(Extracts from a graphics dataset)
◆ ◆ ◆ ◆
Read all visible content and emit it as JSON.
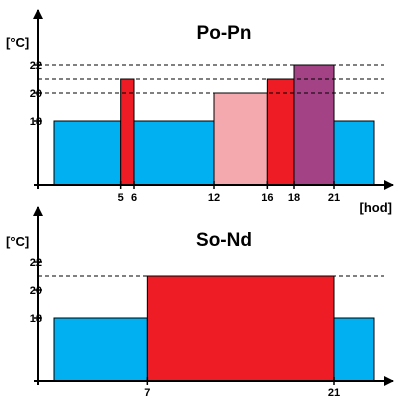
{
  "colors": {
    "blue": "#00B0F0",
    "red": "#EE1C25",
    "pink": "#F4A9AE",
    "purple": "#A34386",
    "axis": "#000000"
  },
  "chart_data": [
    {
      "type": "bar",
      "title": "Po-Pn",
      "ylabel": "[°C]",
      "xlabel": "[hod]",
      "xlim": [
        0,
        24
      ],
      "ylim": [
        12,
        25
      ],
      "yticks": [
        18,
        20,
        22
      ],
      "xticks": [
        5,
        6,
        12,
        16,
        18,
        21
      ],
      "ref_lines": [
        20,
        21,
        22
      ],
      "segments": [
        {
          "start": 0,
          "end": 5,
          "value": 18,
          "color": "blue"
        },
        {
          "start": 5,
          "end": 6,
          "value": 21,
          "color": "red"
        },
        {
          "start": 6,
          "end": 12,
          "value": 18,
          "color": "blue"
        },
        {
          "start": 12,
          "end": 16,
          "value": 20,
          "color": "pink"
        },
        {
          "start": 16,
          "end": 18,
          "value": 21,
          "color": "red"
        },
        {
          "start": 18,
          "end": 21,
          "value": 22,
          "color": "purple"
        },
        {
          "start": 21,
          "end": 24,
          "value": 18,
          "color": "blue"
        }
      ]
    },
    {
      "type": "bar",
      "title": "So-Nd",
      "ylabel": "[°C]",
      "xlabel": "",
      "xlim": [
        0,
        24
      ],
      "ylim": [
        12,
        25
      ],
      "yticks": [
        18,
        20,
        22
      ],
      "xticks": [
        7,
        21
      ],
      "ref_lines": [
        21
      ],
      "segments": [
        {
          "start": 0,
          "end": 7,
          "value": 18,
          "color": "blue"
        },
        {
          "start": 7,
          "end": 21,
          "value": 21,
          "color": "red"
        },
        {
          "start": 21,
          "end": 24,
          "value": 18,
          "color": "blue"
        }
      ]
    }
  ]
}
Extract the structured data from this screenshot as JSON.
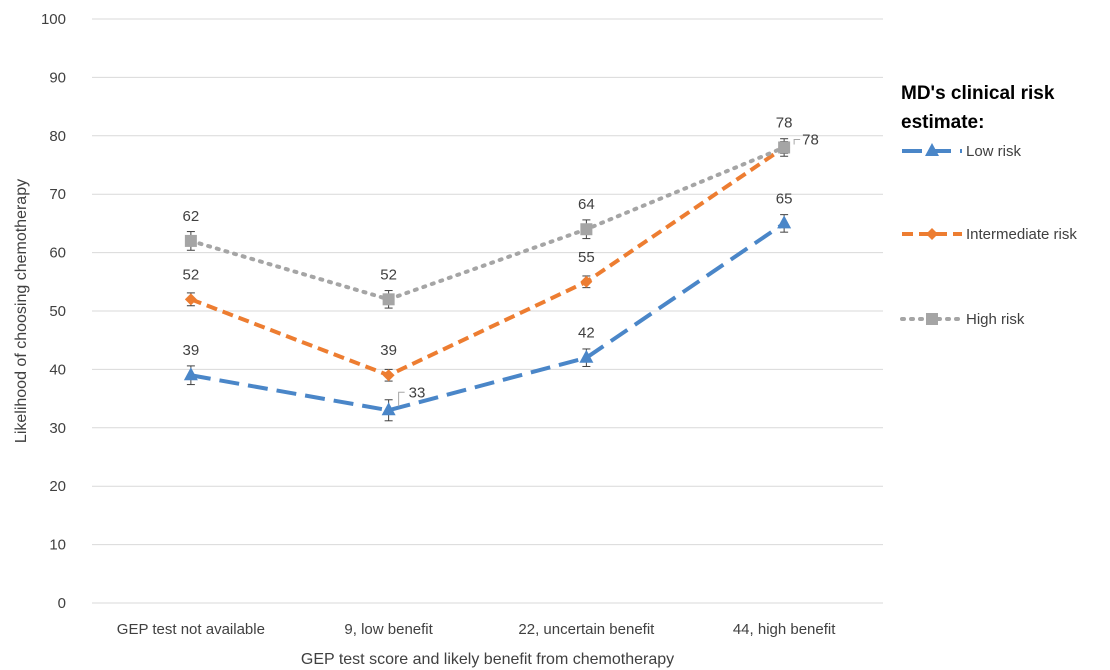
{
  "chart_data": {
    "type": "line",
    "xlabel": "GEP test score and likely benefit from chemotherapy",
    "ylabel": "Likelihood of choosing chemotherapy",
    "ylim": [
      0,
      100
    ],
    "yticks": [
      0,
      10,
      20,
      30,
      40,
      50,
      60,
      70,
      80,
      90,
      100
    ],
    "grid": true,
    "categories": [
      "GEP test not available",
      "9, low benefit",
      "22, uncertain benefit",
      "44, high benefit"
    ],
    "legend": {
      "title": "MD's clinical risk estimate:",
      "position": "right"
    },
    "series": [
      {
        "name": "Low risk",
        "values": [
          39,
          33,
          42,
          65
        ],
        "errors": [
          1.6,
          1.8,
          1.5,
          1.5
        ],
        "color": "#4a86c8",
        "marker": "triangle",
        "dash": "dashed-long"
      },
      {
        "name": "Intermediate risk",
        "values": [
          52,
          39,
          55,
          78
        ],
        "errors": [
          1.1,
          1.0,
          1.0,
          1.0
        ],
        "color": "#ed7d31",
        "marker": "diamond",
        "dash": "dashed"
      },
      {
        "name": "High risk",
        "values": [
          62,
          52,
          64,
          78
        ],
        "errors": [
          1.6,
          1.5,
          1.6,
          1.5
        ],
        "color": "#a5a5a5",
        "marker": "square",
        "dash": "dotted"
      }
    ]
  }
}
◆ ◆ ◆ ◆
● **JOB**:
Every record above should be transcribed exactly; the pictures stay out of the copy.

● **REPLY TO THE EXERCISE**:
Read all visible content and emit it as JSON.
{
  "colors": {
    "blue": "#00B0F0",
    "red": "#EE1C25",
    "pink": "#F4A9AE",
    "purple": "#A34386",
    "axis": "#000000"
  },
  "chart_data": [
    {
      "type": "bar",
      "title": "Po-Pn",
      "ylabel": "[°C]",
      "xlabel": "[hod]",
      "xlim": [
        0,
        24
      ],
      "ylim": [
        12,
        25
      ],
      "yticks": [
        18,
        20,
        22
      ],
      "xticks": [
        5,
        6,
        12,
        16,
        18,
        21
      ],
      "ref_lines": [
        20,
        21,
        22
      ],
      "segments": [
        {
          "start": 0,
          "end": 5,
          "value": 18,
          "color": "blue"
        },
        {
          "start": 5,
          "end": 6,
          "value": 21,
          "color": "red"
        },
        {
          "start": 6,
          "end": 12,
          "value": 18,
          "color": "blue"
        },
        {
          "start": 12,
          "end": 16,
          "value": 20,
          "color": "pink"
        },
        {
          "start": 16,
          "end": 18,
          "value": 21,
          "color": "red"
        },
        {
          "start": 18,
          "end": 21,
          "value": 22,
          "color": "purple"
        },
        {
          "start": 21,
          "end": 24,
          "value": 18,
          "color": "blue"
        }
      ]
    },
    {
      "type": "bar",
      "title": "So-Nd",
      "ylabel": "[°C]",
      "xlabel": "",
      "xlim": [
        0,
        24
      ],
      "ylim": [
        12,
        25
      ],
      "yticks": [
        18,
        20,
        22
      ],
      "xticks": [
        7,
        21
      ],
      "ref_lines": [
        21
      ],
      "segments": [
        {
          "start": 0,
          "end": 7,
          "value": 18,
          "color": "blue"
        },
        {
          "start": 7,
          "end": 21,
          "value": 21,
          "color": "red"
        },
        {
          "start": 21,
          "end": 24,
          "value": 18,
          "color": "blue"
        }
      ]
    }
  ]
}
Extract the structured data from this screenshot as JSON.
{
  "chart_data": {
    "type": "line",
    "xlabel": "GEP test score and likely benefit from chemotherapy",
    "ylabel": "Likelihood of choosing chemotherapy",
    "ylim": [
      0,
      100
    ],
    "yticks": [
      0,
      10,
      20,
      30,
      40,
      50,
      60,
      70,
      80,
      90,
      100
    ],
    "grid": true,
    "categories": [
      "GEP test not available",
      "9, low benefit",
      "22, uncertain benefit",
      "44, high benefit"
    ],
    "legend": {
      "title": "MD's clinical risk estimate:",
      "position": "right"
    },
    "series": [
      {
        "name": "Low risk",
        "values": [
          39,
          33,
          42,
          65
        ],
        "errors": [
          1.6,
          1.8,
          1.5,
          1.5
        ],
        "color": "#4a86c8",
        "marker": "triangle",
        "dash": "dashed-long"
      },
      {
        "name": "Intermediate risk",
        "values": [
          52,
          39,
          55,
          78
        ],
        "errors": [
          1.1,
          1.0,
          1.0,
          1.0
        ],
        "color": "#ed7d31",
        "marker": "diamond",
        "dash": "dashed"
      },
      {
        "name": "High risk",
        "values": [
          62,
          52,
          64,
          78
        ],
        "errors": [
          1.6,
          1.5,
          1.6,
          1.5
        ],
        "color": "#a5a5a5",
        "marker": "square",
        "dash": "dotted"
      }
    ]
  }
}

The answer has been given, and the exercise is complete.